WHAT IS EXPECTED:
Will you output all of the data below exactly, omitting the images?

STORED DATA:
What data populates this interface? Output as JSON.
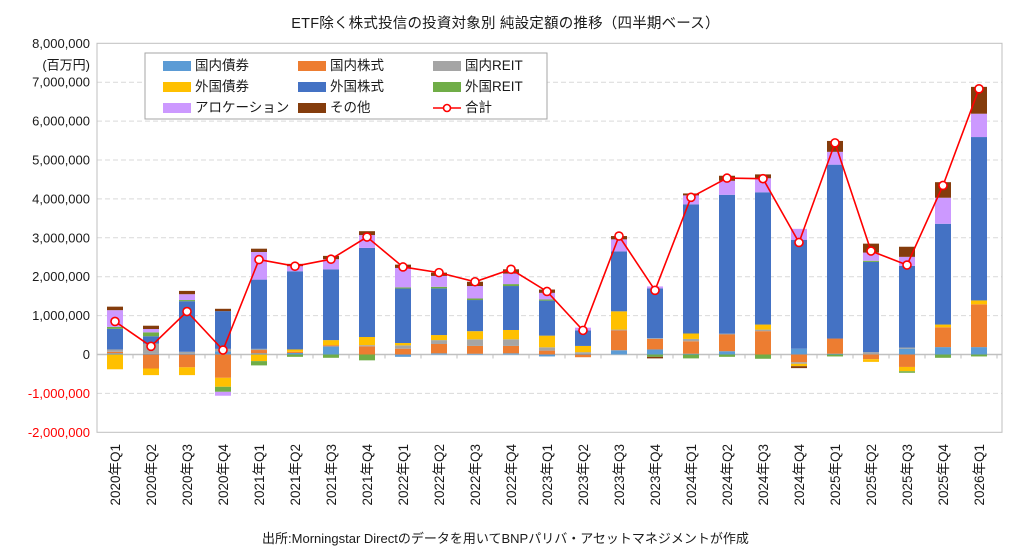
{
  "title": "ETF除く株式投信の投資対象別 純設定額の推移（四半期ベース）",
  "footer": "出所:Morningstar Directのデータを用いてBNPパリバ・アセットマネジメントが作成",
  "colors": {
    "axis": "#bfbfbf",
    "grid": "#d9d9d9",
    "zero_line": "#c0c0c0",
    "negative_tick_label": "#ff0000",
    "tick_label": "#1a1a1a",
    "legend_border": "#a6a6a6"
  },
  "chart_data": {
    "type": "bar",
    "subtype": "stacked-bars-with-total-line",
    "title": "ETF除く株式投信の投資対象別 純設定額の推移（四半期ベース）",
    "unit_label": "(百万円)",
    "ylim": [
      -2000000,
      8000000
    ],
    "ytick_interval": 1000000,
    "grid": "dashed-horizontal",
    "legend_position": "top-left",
    "categories": [
      "2020年Q1",
      "2020年Q2",
      "2020年Q3",
      "2020年Q4",
      "2021年Q1",
      "2021年Q2",
      "2021年Q3",
      "2021年Q4",
      "2022年Q1",
      "2022年Q2",
      "2022年Q3",
      "2022年Q4",
      "2023年Q1",
      "2023年Q2",
      "2023年Q3",
      "2023年Q4",
      "2024年Q1",
      "2024年Q2",
      "2024年Q3",
      "2024年Q4",
      "2025年Q1",
      "2025年Q2",
      "2025年Q3",
      "2025年Q4",
      "2026年Q1"
    ],
    "series": [
      {
        "name": "国内債券",
        "color": "#5b9bd5",
        "values": [
          30000,
          20000,
          20000,
          85000,
          30000,
          40000,
          210000,
          0,
          -60000,
          30000,
          20000,
          30000,
          -50000,
          20000,
          110000,
          130000,
          20000,
          85000,
          0,
          150000,
          20000,
          0,
          150000,
          190000,
          190000
        ]
      },
      {
        "name": "国内株式",
        "color": "#ed7d31",
        "values": [
          40000,
          -360000,
          -330000,
          -600000,
          85000,
          30000,
          30000,
          210000,
          150000,
          240000,
          200000,
          190000,
          100000,
          -70000,
          510000,
          270000,
          320000,
          430000,
          600000,
          -200000,
          390000,
          -120000,
          -320000,
          510000,
          1100000
        ]
      },
      {
        "name": "国内REIT",
        "color": "#a5a5a5",
        "values": [
          60000,
          260000,
          50000,
          60000,
          30000,
          0,
          0,
          30000,
          85000,
          100000,
          170000,
          170000,
          85000,
          40000,
          20000,
          20000,
          60000,
          20000,
          40000,
          -40000,
          0,
          60000,
          30000,
          0,
          0
        ]
      },
      {
        "name": "外国債券",
        "color": "#ffc000",
        "values": [
          -380000,
          -170000,
          -200000,
          -230000,
          -170000,
          60000,
          130000,
          210000,
          60000,
          130000,
          210000,
          240000,
          300000,
          160000,
          470000,
          0,
          140000,
          0,
          130000,
          -60000,
          0,
          -70000,
          -110000,
          70000,
          100000
        ]
      },
      {
        "name": "外国株式",
        "color": "#4472c4",
        "values": [
          530000,
          190000,
          1300000,
          970000,
          1780000,
          2010000,
          1820000,
          2290000,
          1400000,
          1200000,
          800000,
          1130000,
          900000,
          400000,
          1540000,
          1280000,
          3320000,
          3570000,
          3400000,
          2800000,
          4470000,
          2320000,
          2100000,
          2590000,
          4200000
        ]
      },
      {
        "name": "外国REIT",
        "color": "#70ad47",
        "values": [
          50000,
          100000,
          30000,
          -130000,
          -110000,
          -60000,
          -85000,
          -150000,
          30000,
          40000,
          40000,
          50000,
          30000,
          0,
          0,
          -60000,
          -100000,
          -60000,
          -110000,
          0,
          -50000,
          30000,
          -40000,
          -85000,
          -50000
        ]
      },
      {
        "name": "アロケーション",
        "color": "#cc99ff",
        "values": [
          430000,
          85000,
          150000,
          -100000,
          710000,
          130000,
          260000,
          330000,
          500000,
          280000,
          320000,
          270000,
          170000,
          70000,
          310000,
          50000,
          230000,
          360000,
          360000,
          280000,
          330000,
          210000,
          230000,
          670000,
          600000
        ]
      },
      {
        "name": "その他",
        "color": "#843c0c",
        "values": [
          90000,
          85000,
          85000,
          60000,
          85000,
          60000,
          85000,
          100000,
          85000,
          85000,
          110000,
          110000,
          85000,
          0,
          85000,
          -40000,
          50000,
          130000,
          100000,
          -50000,
          280000,
          230000,
          260000,
          400000,
          690000
        ]
      }
    ],
    "line_series": {
      "name": "合計",
      "color": "#ff0000",
      "values": [
        850000,
        210000,
        1105000,
        115000,
        2440000,
        2270000,
        2450000,
        3020000,
        2250000,
        2105000,
        1870000,
        2190000,
        1620000,
        620000,
        3045000,
        1650000,
        4040000,
        4535000,
        4520000,
        2880000,
        5440000,
        2660000,
        2300000,
        4345000,
        6830000
      ]
    }
  }
}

RESULT OF THE TASK:
What data populates this interface? Output as JSON.
{
  "title": "ETF除く株式投信の投資対象別 純設定額の推移（四半期ベース）",
  "footer": "出所:Morningstar Directのデータを用いてBNPパリバ・アセットマネジメントが作成",
  "colors": {
    "axis": "#bfbfbf",
    "grid": "#d9d9d9",
    "zero_line": "#c0c0c0",
    "negative_tick_label": "#ff0000",
    "tick_label": "#1a1a1a",
    "legend_border": "#a6a6a6"
  },
  "chart_data": {
    "type": "bar",
    "subtype": "stacked-bars-with-total-line",
    "title": "ETF除く株式投信の投資対象別 純設定額の推移（四半期ベース）",
    "unit_label": "(百万円)",
    "ylim": [
      -2000000,
      8000000
    ],
    "ytick_interval": 1000000,
    "grid": "dashed-horizontal",
    "legend_position": "top-left",
    "categories": [
      "2020年Q1",
      "2020年Q2",
      "2020年Q3",
      "2020年Q4",
      "2021年Q1",
      "2021年Q2",
      "2021年Q3",
      "2021年Q4",
      "2022年Q1",
      "2022年Q2",
      "2022年Q3",
      "2022年Q4",
      "2023年Q1",
      "2023年Q2",
      "2023年Q3",
      "2023年Q4",
      "2024年Q1",
      "2024年Q2",
      "2024年Q3",
      "2024年Q4",
      "2025年Q1",
      "2025年Q2",
      "2025年Q3",
      "2025年Q4",
      "2026年Q1"
    ],
    "series": [
      {
        "name": "国内債券",
        "color": "#5b9bd5",
        "values": [
          30000,
          20000,
          20000,
          85000,
          30000,
          40000,
          210000,
          0,
          -60000,
          30000,
          20000,
          30000,
          -50000,
          20000,
          110000,
          130000,
          20000,
          85000,
          0,
          150000,
          20000,
          0,
          150000,
          190000,
          190000
        ]
      },
      {
        "name": "国内株式",
        "color": "#ed7d31",
        "values": [
          40000,
          -360000,
          -330000,
          -600000,
          85000,
          30000,
          30000,
          210000,
          150000,
          240000,
          200000,
          190000,
          100000,
          -70000,
          510000,
          270000,
          320000,
          430000,
          600000,
          -200000,
          390000,
          -120000,
          -320000,
          510000,
          1100000
        ]
      },
      {
        "name": "国内REIT",
        "color": "#a5a5a5",
        "values": [
          60000,
          260000,
          50000,
          60000,
          30000,
          0,
          0,
          30000,
          85000,
          100000,
          170000,
          170000,
          85000,
          40000,
          20000,
          20000,
          60000,
          20000,
          40000,
          -40000,
          0,
          60000,
          30000,
          0,
          0
        ]
      },
      {
        "name": "外国債券",
        "color": "#ffc000",
        "values": [
          -380000,
          -170000,
          -200000,
          -230000,
          -170000,
          60000,
          130000,
          210000,
          60000,
          130000,
          210000,
          240000,
          300000,
          160000,
          470000,
          0,
          140000,
          0,
          130000,
          -60000,
          0,
          -70000,
          -110000,
          70000,
          100000
        ]
      },
      {
        "name": "外国株式",
        "color": "#4472c4",
        "values": [
          530000,
          190000,
          1300000,
          970000,
          1780000,
          2010000,
          1820000,
          2290000,
          1400000,
          1200000,
          800000,
          1130000,
          900000,
          400000,
          1540000,
          1280000,
          3320000,
          3570000,
          3400000,
          2800000,
          4470000,
          2320000,
          2100000,
          2590000,
          4200000
        ]
      },
      {
        "name": "外国REIT",
        "color": "#70ad47",
        "values": [
          50000,
          100000,
          30000,
          -130000,
          -110000,
          -60000,
          -85000,
          -150000,
          30000,
          40000,
          40000,
          50000,
          30000,
          0,
          0,
          -60000,
          -100000,
          -60000,
          -110000,
          0,
          -50000,
          30000,
          -40000,
          -85000,
          -50000
        ]
      },
      {
        "name": "アロケーション",
        "color": "#cc99ff",
        "values": [
          430000,
          85000,
          150000,
          -100000,
          710000,
          130000,
          260000,
          330000,
          500000,
          280000,
          320000,
          270000,
          170000,
          70000,
          310000,
          50000,
          230000,
          360000,
          360000,
          280000,
          330000,
          210000,
          230000,
          670000,
          600000
        ]
      },
      {
        "name": "その他",
        "color": "#843c0c",
        "values": [
          90000,
          85000,
          85000,
          60000,
          85000,
          60000,
          85000,
          100000,
          85000,
          85000,
          110000,
          110000,
          85000,
          0,
          85000,
          -40000,
          50000,
          130000,
          100000,
          -50000,
          280000,
          230000,
          260000,
          400000,
          690000
        ]
      }
    ],
    "line_series": {
      "name": "合計",
      "color": "#ff0000",
      "values": [
        850000,
        210000,
        1105000,
        115000,
        2440000,
        2270000,
        2450000,
        3020000,
        2250000,
        2105000,
        1870000,
        2190000,
        1620000,
        620000,
        3045000,
        1650000,
        4040000,
        4535000,
        4520000,
        2880000,
        5440000,
        2660000,
        2300000,
        4345000,
        6830000
      ]
    }
  }
}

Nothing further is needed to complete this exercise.